─── Data to use

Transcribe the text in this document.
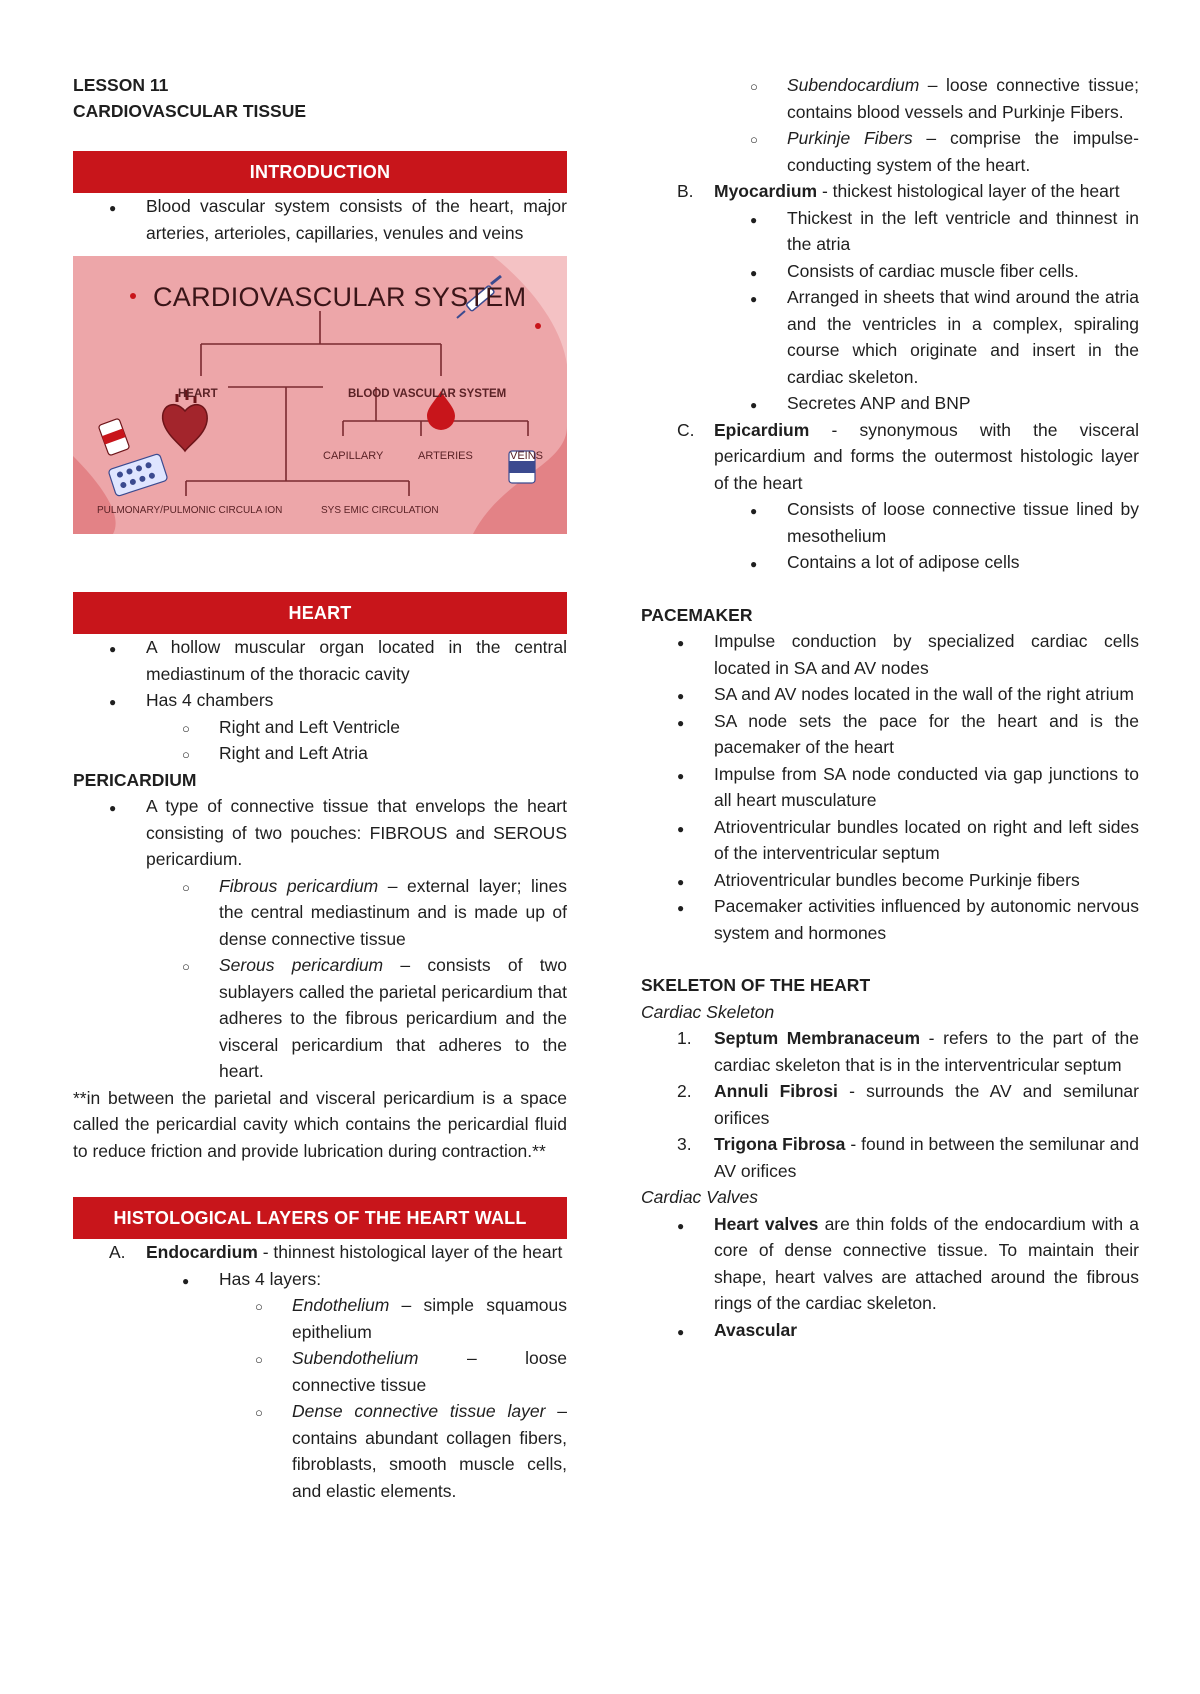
LESSON 11

CARDIOVASCULAR TISSUE

INTRODUCTION
●
Blood vascular system consists of the heart, major arteries, arterioles, capillaries, venules and veins
CARDIOVASCULAR SYSTEM
HEART	BLOOD VASCULAR SYSTEM
CAPILLARY	ARTERIES	VEINS
PULMONARY/PULMONIC CIRCULA ION	SYS EMIC CIRCULATION
HEART
●
A hollow muscular organ located in the central mediastinum of the thoracic cavity
●
Has 4 chambers
○
Right and Left Ventricle
○
Right and Left Atria

PERICARDIUM

●
A type of connective tissue that envelops the heart consisting of two pouches: FIBROUS and SEROUS pericardium.
○
Fibrous pericardium – external layer; lines the central mediastinum and is made up of dense connective tissue
○
Serous pericardium – consists of two sublayers called the parietal pericardium that adheres to the fibrous pericardium and the visceral pericardium that adheres to the heart.

**in between the parietal and visceral pericardium is a space called the pericardial cavity which contains the pericardial fluid to reduce friction and provide lubrication during contraction.**

HISTOLOGICAL LAYERS OF THE HEART WALL
A. Endocardium - thinnest histological layer of the heart
●
Has 4 layers:
○
Endothelium – simple squamous epithelium
○
Subendothelium – loose connective tissue
○
Dense connective tissue layer – contains abundant collagen fibers, fibroblasts, smooth muscle cells, and elastic elements.
○
Subendocardium – loose connective tissue; contains blood vessels and Purkinje Fibers.
○
Purkinje Fibers – comprise the impulse-conducting system of the heart.
B. Myocardium - thickest histological layer of the heart
●
Thickest in the left ventricle and thinnest in the atria
●
Consists of cardiac muscle fiber cells.
●
Arranged in sheets that wind around the atria and the ventricles in a complex, spiraling course which originate and insert in the cardiac skeleton.
●
Secretes ANP and BNP
C. Epicardium - synonymous with the visceral pericardium and forms the outermost histologic layer of the heart
●
Consists of loose connective tissue lined by mesothelium
●
Contains a lot of adipose cells

PACEMAKER

●
Impulse conduction by specialized cardiac cells located in SA and AV nodes
●
SA and AV nodes located in the wall of the right atrium
●
SA node sets the pace for the heart and is the pacemaker of the heart
●
Impulse from SA node conducted via gap junctions to all heart musculature
●
Atrioventricular bundles located on right and left sides of the interventricular septum
●
Atrioventricular bundles become Purkinje fibers
●
Pacemaker activities influenced by autonomic nervous system and hormones

SKELETON OF THE HEART

Cardiac Skeleton

1. Septum Membranaceum - refers to the part of the cardiac skeleton that is in the interventricular septum
2. Annuli Fibrosi - surrounds the AV and semilunar orifices
3. Trigona Fibrosa - found in between the semilunar and AV orifices

Cardiac Valves

●
Heart valves are thin folds of the endocardium with a core of dense connective tissue. To maintain their shape, heart valves are attached around the fibrous rings of the cardiac skeleton.
●
Avascular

──────

> Problem to solve
Tally up the lines in the data that hold the word "CARDIOVASCULAR". Only the total should be given.

> Result below
2